SUPPLIED RECORDS:
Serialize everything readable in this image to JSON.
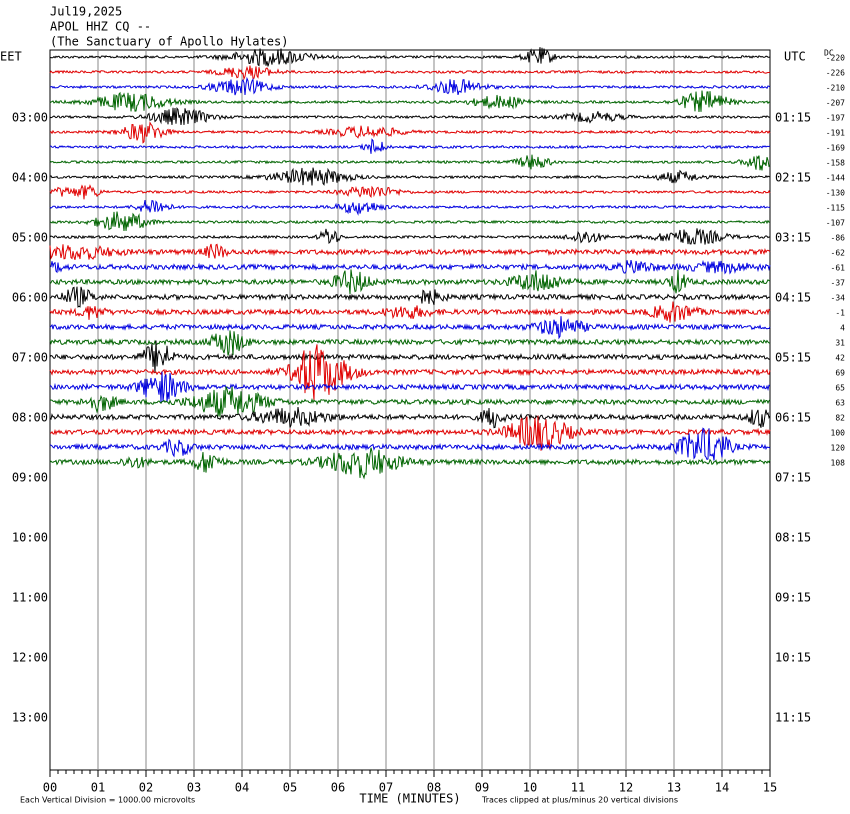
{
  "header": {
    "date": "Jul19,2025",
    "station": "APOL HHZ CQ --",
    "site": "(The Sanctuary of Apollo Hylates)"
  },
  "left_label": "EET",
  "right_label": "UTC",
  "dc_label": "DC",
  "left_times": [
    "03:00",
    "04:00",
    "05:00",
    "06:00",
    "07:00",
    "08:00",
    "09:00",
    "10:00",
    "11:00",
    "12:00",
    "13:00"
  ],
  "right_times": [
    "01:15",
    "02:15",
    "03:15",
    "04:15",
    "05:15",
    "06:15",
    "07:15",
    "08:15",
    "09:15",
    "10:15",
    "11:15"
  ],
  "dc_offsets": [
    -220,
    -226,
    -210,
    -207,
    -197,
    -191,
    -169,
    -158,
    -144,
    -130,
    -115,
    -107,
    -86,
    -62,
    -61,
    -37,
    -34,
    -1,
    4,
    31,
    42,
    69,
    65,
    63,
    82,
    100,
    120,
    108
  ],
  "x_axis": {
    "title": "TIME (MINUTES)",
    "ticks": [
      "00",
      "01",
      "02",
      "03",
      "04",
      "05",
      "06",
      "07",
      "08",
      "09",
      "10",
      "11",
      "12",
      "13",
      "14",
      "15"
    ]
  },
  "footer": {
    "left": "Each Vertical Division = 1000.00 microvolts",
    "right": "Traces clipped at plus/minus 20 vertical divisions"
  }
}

==

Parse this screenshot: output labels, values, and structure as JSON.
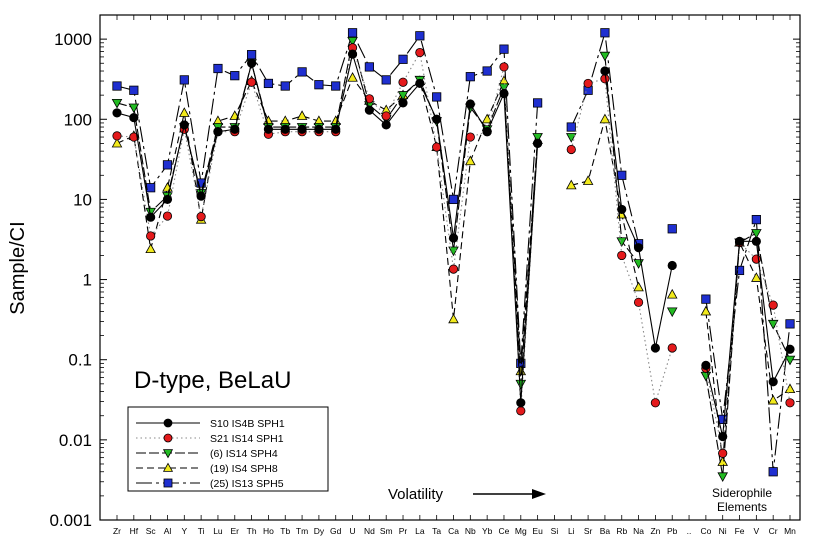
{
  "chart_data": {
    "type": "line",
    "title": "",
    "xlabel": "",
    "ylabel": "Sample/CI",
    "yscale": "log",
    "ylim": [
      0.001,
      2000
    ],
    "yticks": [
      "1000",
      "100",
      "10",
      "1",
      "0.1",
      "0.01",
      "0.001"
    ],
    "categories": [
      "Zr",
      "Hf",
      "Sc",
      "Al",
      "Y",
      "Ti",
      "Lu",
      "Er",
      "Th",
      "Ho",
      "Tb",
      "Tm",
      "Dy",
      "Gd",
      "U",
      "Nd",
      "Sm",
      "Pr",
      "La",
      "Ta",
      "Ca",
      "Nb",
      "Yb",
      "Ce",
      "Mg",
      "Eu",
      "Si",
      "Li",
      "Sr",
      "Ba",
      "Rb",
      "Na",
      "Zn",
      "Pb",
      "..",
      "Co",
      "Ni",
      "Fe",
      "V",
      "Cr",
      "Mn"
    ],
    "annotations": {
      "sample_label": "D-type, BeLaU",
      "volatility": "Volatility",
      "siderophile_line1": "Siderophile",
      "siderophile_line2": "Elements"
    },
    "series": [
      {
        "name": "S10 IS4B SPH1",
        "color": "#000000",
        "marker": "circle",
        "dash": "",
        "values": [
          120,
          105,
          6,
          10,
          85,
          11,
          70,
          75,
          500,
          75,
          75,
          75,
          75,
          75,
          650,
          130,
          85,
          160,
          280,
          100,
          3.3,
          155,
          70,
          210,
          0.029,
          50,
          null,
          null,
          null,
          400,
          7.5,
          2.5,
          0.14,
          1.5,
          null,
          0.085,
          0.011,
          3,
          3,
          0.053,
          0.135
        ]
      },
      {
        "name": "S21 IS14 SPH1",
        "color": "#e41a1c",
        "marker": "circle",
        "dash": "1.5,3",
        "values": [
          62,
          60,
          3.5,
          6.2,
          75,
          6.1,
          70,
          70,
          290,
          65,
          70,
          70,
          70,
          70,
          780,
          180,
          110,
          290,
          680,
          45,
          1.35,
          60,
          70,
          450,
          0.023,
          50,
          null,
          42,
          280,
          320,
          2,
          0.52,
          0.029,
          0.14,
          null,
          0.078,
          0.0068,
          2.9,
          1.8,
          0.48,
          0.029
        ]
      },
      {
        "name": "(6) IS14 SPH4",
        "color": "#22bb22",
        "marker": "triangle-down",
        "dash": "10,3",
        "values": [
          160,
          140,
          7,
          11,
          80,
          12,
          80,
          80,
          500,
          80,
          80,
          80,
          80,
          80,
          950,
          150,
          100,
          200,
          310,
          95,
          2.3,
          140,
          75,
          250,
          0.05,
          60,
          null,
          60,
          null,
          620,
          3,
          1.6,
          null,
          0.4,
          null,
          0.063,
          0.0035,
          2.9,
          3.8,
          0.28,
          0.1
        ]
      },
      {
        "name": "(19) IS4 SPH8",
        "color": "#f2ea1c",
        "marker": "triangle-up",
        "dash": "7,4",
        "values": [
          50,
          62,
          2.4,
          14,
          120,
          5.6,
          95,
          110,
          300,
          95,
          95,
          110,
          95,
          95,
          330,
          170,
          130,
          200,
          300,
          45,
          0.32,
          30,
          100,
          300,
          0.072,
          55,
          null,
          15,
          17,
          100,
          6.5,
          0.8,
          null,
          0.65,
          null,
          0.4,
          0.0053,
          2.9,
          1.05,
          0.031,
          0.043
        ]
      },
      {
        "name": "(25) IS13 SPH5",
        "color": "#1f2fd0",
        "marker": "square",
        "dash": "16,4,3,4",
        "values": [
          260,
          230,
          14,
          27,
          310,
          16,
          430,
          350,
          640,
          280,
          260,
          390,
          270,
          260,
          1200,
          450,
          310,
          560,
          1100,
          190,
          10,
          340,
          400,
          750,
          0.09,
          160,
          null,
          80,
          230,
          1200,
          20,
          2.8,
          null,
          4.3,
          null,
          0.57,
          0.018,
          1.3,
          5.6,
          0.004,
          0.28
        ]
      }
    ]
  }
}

WHAT IS BEING ASKED: In the records above, find each line with the word "dash" and copy it.

THE RESPONSE:
        "dash": "",
        "dash": "1.5,3",
        "dash": "10,3",
        "dash": "7,4",
        "dash": "16,4,3,4",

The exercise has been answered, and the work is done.